§ **WRITTEN REQUEST**
Type out the complete listing below word for word, without its pictures.

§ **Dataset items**
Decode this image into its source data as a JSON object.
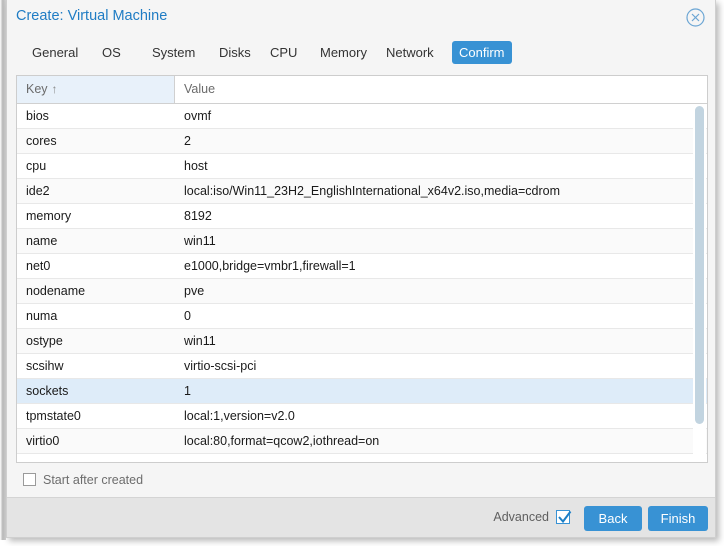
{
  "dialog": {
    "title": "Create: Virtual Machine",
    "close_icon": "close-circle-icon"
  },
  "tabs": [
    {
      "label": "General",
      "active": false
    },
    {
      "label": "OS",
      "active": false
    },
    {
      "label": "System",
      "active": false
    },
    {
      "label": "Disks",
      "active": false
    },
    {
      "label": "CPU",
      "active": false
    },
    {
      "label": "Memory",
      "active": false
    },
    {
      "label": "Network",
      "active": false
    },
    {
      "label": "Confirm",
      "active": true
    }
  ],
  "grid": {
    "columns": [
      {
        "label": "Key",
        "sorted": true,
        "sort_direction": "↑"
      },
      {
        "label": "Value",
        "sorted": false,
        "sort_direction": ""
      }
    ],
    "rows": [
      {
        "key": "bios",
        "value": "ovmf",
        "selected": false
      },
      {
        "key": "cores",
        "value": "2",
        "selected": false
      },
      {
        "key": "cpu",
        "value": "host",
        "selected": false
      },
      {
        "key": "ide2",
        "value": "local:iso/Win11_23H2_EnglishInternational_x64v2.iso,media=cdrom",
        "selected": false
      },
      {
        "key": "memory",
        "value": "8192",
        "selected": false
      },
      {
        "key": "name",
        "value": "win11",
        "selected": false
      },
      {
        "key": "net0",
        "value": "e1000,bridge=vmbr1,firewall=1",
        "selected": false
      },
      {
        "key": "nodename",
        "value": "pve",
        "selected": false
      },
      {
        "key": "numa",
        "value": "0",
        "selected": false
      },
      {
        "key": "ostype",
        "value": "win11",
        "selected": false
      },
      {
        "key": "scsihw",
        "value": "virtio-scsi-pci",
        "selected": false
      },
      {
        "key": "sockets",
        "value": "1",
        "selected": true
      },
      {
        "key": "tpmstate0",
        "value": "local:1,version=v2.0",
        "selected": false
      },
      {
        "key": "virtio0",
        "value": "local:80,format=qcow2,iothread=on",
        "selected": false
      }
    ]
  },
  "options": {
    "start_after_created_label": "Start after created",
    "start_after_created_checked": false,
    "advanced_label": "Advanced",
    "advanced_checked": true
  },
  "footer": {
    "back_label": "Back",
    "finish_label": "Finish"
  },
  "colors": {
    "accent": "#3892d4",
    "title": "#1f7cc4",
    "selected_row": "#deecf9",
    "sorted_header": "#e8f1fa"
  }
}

§ **SOLUTION TO THIS TASK**
Decode this image into its source data as a JSON object.
{
  "dialog": {
    "title": "Create: Virtual Machine",
    "close_icon": "close-circle-icon"
  },
  "tabs": [
    {
      "label": "General",
      "active": false
    },
    {
      "label": "OS",
      "active": false
    },
    {
      "label": "System",
      "active": false
    },
    {
      "label": "Disks",
      "active": false
    },
    {
      "label": "CPU",
      "active": false
    },
    {
      "label": "Memory",
      "active": false
    },
    {
      "label": "Network",
      "active": false
    },
    {
      "label": "Confirm",
      "active": true
    }
  ],
  "grid": {
    "columns": [
      {
        "label": "Key",
        "sorted": true,
        "sort_direction": "↑"
      },
      {
        "label": "Value",
        "sorted": false,
        "sort_direction": ""
      }
    ],
    "rows": [
      {
        "key": "bios",
        "value": "ovmf",
        "selected": false
      },
      {
        "key": "cores",
        "value": "2",
        "selected": false
      },
      {
        "key": "cpu",
        "value": "host",
        "selected": false
      },
      {
        "key": "ide2",
        "value": "local:iso/Win11_23H2_EnglishInternational_x64v2.iso,media=cdrom",
        "selected": false
      },
      {
        "key": "memory",
        "value": "8192",
        "selected": false
      },
      {
        "key": "name",
        "value": "win11",
        "selected": false
      },
      {
        "key": "net0",
        "value": "e1000,bridge=vmbr1,firewall=1",
        "selected": false
      },
      {
        "key": "nodename",
        "value": "pve",
        "selected": false
      },
      {
        "key": "numa",
        "value": "0",
        "selected": false
      },
      {
        "key": "ostype",
        "value": "win11",
        "selected": false
      },
      {
        "key": "scsihw",
        "value": "virtio-scsi-pci",
        "selected": false
      },
      {
        "key": "sockets",
        "value": "1",
        "selected": true
      },
      {
        "key": "tpmstate0",
        "value": "local:1,version=v2.0",
        "selected": false
      },
      {
        "key": "virtio0",
        "value": "local:80,format=qcow2,iothread=on",
        "selected": false
      }
    ]
  },
  "options": {
    "start_after_created_label": "Start after created",
    "start_after_created_checked": false,
    "advanced_label": "Advanced",
    "advanced_checked": true
  },
  "footer": {
    "back_label": "Back",
    "finish_label": "Finish"
  },
  "colors": {
    "accent": "#3892d4",
    "title": "#1f7cc4",
    "selected_row": "#deecf9",
    "sorted_header": "#e8f1fa"
  }
}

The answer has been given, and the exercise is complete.